### [To do]
Repeat the listing in full, exactly as it stands.

### [Exercise materials]
+--
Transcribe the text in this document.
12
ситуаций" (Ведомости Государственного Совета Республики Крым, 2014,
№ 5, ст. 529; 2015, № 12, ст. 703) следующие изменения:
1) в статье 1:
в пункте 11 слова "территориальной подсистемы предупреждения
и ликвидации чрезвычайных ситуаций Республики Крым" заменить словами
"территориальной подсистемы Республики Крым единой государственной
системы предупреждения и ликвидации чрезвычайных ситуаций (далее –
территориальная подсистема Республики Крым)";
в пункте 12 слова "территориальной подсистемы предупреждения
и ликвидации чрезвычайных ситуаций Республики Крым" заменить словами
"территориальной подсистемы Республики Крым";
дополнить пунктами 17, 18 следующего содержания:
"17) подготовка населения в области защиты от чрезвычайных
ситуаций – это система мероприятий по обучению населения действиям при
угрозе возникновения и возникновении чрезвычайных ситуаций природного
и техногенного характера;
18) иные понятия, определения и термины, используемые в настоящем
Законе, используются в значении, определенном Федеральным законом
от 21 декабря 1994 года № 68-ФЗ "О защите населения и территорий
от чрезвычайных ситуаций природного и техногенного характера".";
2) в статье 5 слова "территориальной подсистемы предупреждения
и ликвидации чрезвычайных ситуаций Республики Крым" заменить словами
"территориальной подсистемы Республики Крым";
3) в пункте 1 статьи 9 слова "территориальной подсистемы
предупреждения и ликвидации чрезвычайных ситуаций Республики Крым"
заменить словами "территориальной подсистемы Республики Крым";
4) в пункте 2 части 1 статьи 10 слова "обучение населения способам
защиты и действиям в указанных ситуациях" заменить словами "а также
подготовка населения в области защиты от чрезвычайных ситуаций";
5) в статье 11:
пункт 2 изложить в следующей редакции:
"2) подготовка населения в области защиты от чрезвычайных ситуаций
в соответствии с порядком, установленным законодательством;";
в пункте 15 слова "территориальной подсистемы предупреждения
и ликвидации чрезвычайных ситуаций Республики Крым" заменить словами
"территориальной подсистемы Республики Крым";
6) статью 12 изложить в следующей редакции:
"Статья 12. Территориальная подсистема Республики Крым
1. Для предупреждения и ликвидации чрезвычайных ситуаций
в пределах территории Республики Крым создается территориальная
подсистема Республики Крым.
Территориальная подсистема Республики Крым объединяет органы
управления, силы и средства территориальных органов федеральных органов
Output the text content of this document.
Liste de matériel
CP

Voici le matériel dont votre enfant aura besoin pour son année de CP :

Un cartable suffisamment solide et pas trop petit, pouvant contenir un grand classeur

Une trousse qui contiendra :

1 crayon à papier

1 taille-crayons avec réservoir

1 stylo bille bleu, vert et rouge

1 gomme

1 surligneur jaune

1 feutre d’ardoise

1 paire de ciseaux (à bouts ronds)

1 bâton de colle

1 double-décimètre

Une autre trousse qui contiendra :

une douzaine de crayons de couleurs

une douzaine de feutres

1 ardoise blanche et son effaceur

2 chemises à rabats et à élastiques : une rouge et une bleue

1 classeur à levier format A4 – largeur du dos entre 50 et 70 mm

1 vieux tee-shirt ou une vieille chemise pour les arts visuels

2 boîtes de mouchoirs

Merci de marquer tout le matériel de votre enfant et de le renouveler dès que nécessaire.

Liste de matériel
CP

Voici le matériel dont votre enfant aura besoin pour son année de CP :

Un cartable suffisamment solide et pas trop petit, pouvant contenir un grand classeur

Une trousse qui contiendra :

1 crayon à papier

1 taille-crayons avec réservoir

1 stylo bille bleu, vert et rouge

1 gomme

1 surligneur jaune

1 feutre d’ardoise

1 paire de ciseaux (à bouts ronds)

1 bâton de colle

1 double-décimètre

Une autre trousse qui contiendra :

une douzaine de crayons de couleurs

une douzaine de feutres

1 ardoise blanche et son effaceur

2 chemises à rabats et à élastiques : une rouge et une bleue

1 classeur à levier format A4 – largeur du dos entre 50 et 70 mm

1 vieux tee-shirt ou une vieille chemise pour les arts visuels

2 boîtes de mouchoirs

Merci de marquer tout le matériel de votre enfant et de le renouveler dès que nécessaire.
+--
### [Exercise response]
Transcribe the text in this document.
12
ситуаций" (Ведомости Государственного Совета Республики Крым, 2014,
№ 5, ст. 529; 2015, № 12, ст. 703) следующие изменения:
1) в статье 1:
в пункте 11 слова "территориальной подсистемы предупреждения
и ликвидации чрезвычайных ситуаций Республики Крым" заменить словами
"территориальной подсистемы Республики Крым единой государственной
системы предупреждения и ликвидации чрезвычайных ситуаций (далее –
территориальная подсистема Республики Крым)";
в пункте 12 слова "территориальной подсистемы предупреждения
и ликвидации чрезвычайных ситуаций Республики Крым" заменить словами
"территориальной подсистемы Республики Крым";
дополнить пунктами 17, 18 следующего содержания:
"17) подготовка населения в области защиты от чрезвычайных
ситуаций – это система мероприятий по обучению населения действиям при
угрозе возникновения и возникновении чрезвычайных ситуаций природного
и техногенного характера;
18) иные понятия, определения и термины, используемые в настоящем
Законе, используются в значении, определенном Федеральным законом
от 21 декабря 1994 года № 68-ФЗ "О защите населения и территорий
от чрезвычайных ситуаций природного и техногенного характера".";
2) в статье 5 слова "территориальной подсистемы предупреждения
и ликвидации чрезвычайных ситуаций Республики Крым" заменить словами
"территориальной подсистемы Республики Крым";
3) в пункте 1 статьи 9 слова "территориальной подсистемы
предупреждения и ликвидации чрезвычайных ситуаций Республики Крым"
заменить словами "территориальной подсистемы Республики Крым";
4) в пункте 2 части 1 статьи 10 слова "обучение населения способам
защиты и действиям в указанных ситуациях" заменить словами "а также
подготовка населения в области защиты от чрезвычайных ситуаций";
5) в статье 11:
пункт 2 изложить в следующей редакции:
"2) подготовка населения в области защиты от чрезвычайных ситуаций
в соответствии с порядком, установленным законодательством;";
в пункте 15 слова "территориальной подсистемы предупреждения
и ликвидации чрезвычайных ситуаций Республики Крым" заменить словами
"территориальной подсистемы Республики Крым";
6) статью 12 изложить в следующей редакции:
"Статья 12. Территориальная подсистема Республики Крым
1. Для предупреждения и ликвидации чрезвычайных ситуаций
в пределах территории Республики Крым создается территориальная
подсистема Республики Крым.
Территориальная подсистема Республики Крым объединяет органы
управления, силы и средства территориальных органов федеральных органов
Output the text content of this document.
Liste de matériel
CP

Voici le matériel dont votre enfant aura besoin pour son année de CP :

Un cartable suffisamment solide et pas trop petit, pouvant contenir un grand classeur

Une trousse qui contiendra :

1 crayon à papier

1 taille-crayons avec réservoir

1 stylo bille bleu, vert et rouge

1 gomme

1 surligneur jaune

1 feutre d’ardoise

1 paire de ciseaux (à bouts ronds)

1 bâton de colle

1 double-décimètre

Une autre trousse qui contiendra :

une douzaine de crayons de couleurs

une douzaine de feutres

1 ardoise blanche et son effaceur

2 chemises à rabats et à élastiques : une rouge et une bleue

1 classeur à levier format A4 – largeur du dos entre 50 et 70 mm

1 vieux tee-shirt ou une vieille chemise pour les arts visuels

2 boîtes de mouchoirs

Merci de marquer tout le matériel de votre enfant et de le renouveler dès que nécessaire.

Liste de matériel
CP

Voici le matériel dont votre enfant aura besoin pour son année de CP :

Un cartable suffisamment solide et pas trop petit, pouvant contenir un grand classeur

Une trousse qui contiendra :

1 crayon à papier

1 taille-crayons avec réservoir

1 stylo bille bleu, vert et rouge

1 gomme

1 surligneur jaune

1 feutre d’ardoise

1 paire de ciseaux (à bouts ronds)

1 bâton de colle

1 double-décimètre

Une autre trousse qui contiendra :

une douzaine de crayons de couleurs

une douzaine de feutres

1 ardoise blanche et son effaceur

2 chemises à rabats et à élastiques : une rouge et une bleue

1 classeur à levier format A4 – largeur du dos entre 50 et 70 mm

1 vieux tee-shirt ou une vieille chemise pour les arts visuels

2 boîtes de mouchoirs

Merci de marquer tout le matériel de votre enfant et de le renouveler dès que nécessaire.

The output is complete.